> _TASK PROMPT_
Search the data for the string "this" and gather each line it is in.

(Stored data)
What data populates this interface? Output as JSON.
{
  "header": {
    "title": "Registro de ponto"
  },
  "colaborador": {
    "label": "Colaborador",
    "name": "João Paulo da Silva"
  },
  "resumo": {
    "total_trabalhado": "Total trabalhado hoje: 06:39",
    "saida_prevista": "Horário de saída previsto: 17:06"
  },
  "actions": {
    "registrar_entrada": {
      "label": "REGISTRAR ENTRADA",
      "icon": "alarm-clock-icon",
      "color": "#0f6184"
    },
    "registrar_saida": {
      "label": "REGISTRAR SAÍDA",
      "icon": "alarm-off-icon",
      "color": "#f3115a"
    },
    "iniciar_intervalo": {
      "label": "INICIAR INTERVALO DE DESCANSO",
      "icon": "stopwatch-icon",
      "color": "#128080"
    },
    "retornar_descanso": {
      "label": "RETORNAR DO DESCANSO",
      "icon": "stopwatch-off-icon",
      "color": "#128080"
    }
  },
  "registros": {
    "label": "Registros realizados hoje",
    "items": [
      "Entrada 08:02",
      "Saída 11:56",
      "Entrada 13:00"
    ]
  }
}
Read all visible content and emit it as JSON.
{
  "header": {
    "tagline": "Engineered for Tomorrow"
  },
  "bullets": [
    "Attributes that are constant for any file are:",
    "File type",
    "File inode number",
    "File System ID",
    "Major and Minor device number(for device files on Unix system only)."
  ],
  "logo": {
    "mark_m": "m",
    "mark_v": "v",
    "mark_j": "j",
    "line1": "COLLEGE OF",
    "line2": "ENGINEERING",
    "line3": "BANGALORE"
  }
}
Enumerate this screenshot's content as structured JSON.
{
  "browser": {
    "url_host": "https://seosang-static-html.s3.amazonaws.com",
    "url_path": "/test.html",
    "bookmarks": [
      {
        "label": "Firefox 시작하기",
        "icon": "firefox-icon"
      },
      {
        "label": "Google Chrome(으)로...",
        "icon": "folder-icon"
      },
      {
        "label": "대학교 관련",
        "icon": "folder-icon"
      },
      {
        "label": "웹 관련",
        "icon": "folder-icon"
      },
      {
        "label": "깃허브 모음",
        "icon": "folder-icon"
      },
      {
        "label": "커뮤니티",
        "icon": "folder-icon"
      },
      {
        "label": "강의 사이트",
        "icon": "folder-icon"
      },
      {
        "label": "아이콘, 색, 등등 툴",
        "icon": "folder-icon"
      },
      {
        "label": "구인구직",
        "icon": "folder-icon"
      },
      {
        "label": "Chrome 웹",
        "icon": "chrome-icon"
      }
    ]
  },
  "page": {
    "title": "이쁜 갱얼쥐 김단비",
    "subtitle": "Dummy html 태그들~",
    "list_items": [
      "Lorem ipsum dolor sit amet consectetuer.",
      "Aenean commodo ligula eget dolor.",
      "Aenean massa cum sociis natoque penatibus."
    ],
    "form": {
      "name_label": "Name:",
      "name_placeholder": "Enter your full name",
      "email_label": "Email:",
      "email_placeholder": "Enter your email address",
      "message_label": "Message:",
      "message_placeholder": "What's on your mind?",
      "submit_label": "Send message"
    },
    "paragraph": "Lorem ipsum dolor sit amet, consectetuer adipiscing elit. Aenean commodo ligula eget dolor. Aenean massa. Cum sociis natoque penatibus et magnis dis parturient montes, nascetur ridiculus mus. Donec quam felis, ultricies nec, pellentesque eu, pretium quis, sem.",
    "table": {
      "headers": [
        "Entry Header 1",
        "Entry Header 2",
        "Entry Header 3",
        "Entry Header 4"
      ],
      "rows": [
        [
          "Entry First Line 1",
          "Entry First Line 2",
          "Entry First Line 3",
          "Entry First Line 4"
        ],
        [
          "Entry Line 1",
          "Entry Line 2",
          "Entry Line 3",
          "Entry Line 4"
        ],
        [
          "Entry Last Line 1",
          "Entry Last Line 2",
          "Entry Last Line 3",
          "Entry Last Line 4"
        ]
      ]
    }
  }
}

> _RESPONSE TO THE EXERCISE_
What data populates this interface? Output as JSON.
Enumerate this screenshot's content as structured JSON.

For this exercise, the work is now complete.